(Some records)
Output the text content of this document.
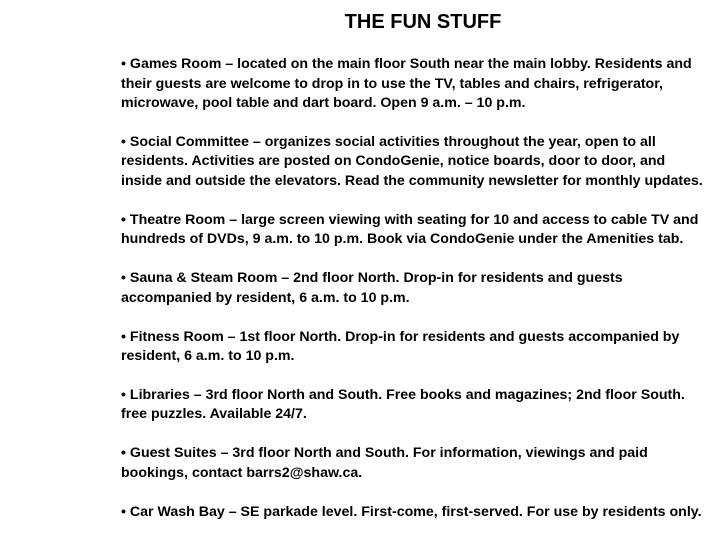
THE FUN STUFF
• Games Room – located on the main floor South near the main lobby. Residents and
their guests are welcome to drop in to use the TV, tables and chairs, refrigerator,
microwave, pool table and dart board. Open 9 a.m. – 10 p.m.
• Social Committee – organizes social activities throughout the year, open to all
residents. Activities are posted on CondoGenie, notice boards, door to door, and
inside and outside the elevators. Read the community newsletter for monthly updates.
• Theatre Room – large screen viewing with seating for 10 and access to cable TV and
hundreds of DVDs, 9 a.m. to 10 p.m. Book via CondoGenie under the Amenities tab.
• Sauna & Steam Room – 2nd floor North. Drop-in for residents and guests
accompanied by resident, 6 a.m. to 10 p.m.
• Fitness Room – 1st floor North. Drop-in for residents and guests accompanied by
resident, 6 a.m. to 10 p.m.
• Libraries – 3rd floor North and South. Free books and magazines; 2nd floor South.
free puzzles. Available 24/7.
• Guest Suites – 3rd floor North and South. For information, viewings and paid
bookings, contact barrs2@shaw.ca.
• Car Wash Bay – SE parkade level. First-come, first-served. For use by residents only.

DIRECTIONS FOR THIS TASK:
Make an exact reproduction of the listing above, without any pictures.

SOLUTION BELOW:
Output the text content of this document.
THE FUN STUFF
• Games Room – located on the main floor South near the main lobby. Residents and
their guests are welcome to drop in to use the TV, tables and chairs, refrigerator,
microwave, pool table and dart board. Open 9 a.m. – 10 p.m.
• Social Committee – organizes social activities throughout the year, open to all
residents. Activities are posted on CondoGenie, notice boards, door to door, and
inside and outside the elevators. Read the community newsletter for monthly updates.
• Theatre Room – large screen viewing with seating for 10 and access to cable TV and
hundreds of DVDs, 9 a.m. to 10 p.m. Book via CondoGenie under the Amenities tab.
• Sauna & Steam Room – 2nd floor North. Drop-in for residents and guests
accompanied by resident, 6 a.m. to 10 p.m.
• Fitness Room – 1st floor North. Drop-in for residents and guests accompanied by
resident, 6 a.m. to 10 p.m.
• Libraries – 3rd floor North and South. Free books and magazines; 2nd floor South.
free puzzles. Available 24/7.
• Guest Suites – 3rd floor North and South. For information, viewings and paid
bookings, contact barrs2@shaw.ca.
• Car Wash Bay – SE parkade level. First-come, first-served. For use by residents only.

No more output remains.